» **Listing**:
───
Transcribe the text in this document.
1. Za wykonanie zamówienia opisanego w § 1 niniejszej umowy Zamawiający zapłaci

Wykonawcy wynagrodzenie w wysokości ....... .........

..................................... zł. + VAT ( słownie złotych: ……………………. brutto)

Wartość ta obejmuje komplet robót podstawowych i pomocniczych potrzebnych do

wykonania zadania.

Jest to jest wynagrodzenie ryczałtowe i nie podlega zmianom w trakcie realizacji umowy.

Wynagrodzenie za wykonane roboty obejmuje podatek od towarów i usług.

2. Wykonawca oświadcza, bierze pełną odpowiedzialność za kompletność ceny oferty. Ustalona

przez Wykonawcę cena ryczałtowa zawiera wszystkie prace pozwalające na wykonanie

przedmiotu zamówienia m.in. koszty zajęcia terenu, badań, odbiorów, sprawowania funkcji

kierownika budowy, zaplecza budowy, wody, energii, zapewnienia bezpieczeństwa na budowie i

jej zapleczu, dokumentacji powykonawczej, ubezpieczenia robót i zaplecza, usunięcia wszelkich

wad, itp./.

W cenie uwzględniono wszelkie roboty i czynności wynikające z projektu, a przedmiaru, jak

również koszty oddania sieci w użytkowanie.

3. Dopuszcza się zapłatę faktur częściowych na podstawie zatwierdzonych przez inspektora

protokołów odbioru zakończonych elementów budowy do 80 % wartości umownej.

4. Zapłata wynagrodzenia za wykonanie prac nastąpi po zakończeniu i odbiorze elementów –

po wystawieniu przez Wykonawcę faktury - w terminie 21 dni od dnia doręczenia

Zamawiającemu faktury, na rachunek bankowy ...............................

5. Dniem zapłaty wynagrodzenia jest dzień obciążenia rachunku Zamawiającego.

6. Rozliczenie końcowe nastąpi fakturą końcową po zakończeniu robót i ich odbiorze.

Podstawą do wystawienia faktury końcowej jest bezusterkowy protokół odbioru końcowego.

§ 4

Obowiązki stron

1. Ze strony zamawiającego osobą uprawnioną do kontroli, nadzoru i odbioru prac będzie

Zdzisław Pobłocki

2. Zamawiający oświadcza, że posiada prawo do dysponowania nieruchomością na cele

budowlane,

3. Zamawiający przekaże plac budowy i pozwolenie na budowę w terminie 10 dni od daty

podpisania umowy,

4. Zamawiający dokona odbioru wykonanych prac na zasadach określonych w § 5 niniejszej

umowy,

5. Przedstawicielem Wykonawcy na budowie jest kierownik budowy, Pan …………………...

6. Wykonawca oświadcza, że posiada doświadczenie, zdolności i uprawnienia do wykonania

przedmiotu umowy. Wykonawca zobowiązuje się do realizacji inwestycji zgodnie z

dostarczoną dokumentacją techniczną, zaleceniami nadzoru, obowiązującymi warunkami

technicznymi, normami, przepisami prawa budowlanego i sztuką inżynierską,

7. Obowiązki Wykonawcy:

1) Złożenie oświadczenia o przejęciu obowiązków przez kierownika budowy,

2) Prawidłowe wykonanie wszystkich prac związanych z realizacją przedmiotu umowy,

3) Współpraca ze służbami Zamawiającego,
───
» **Requirements**: From the listing above, copy every line that holds the string "obejmuje".

» **Answer to this problem**:
Wartość ta obejmuje komplet robót podstawowych i pomocniczych potrzebnych do
Wynagrodzenie za wykonane roboty obejmuje podatek od towarów i usług.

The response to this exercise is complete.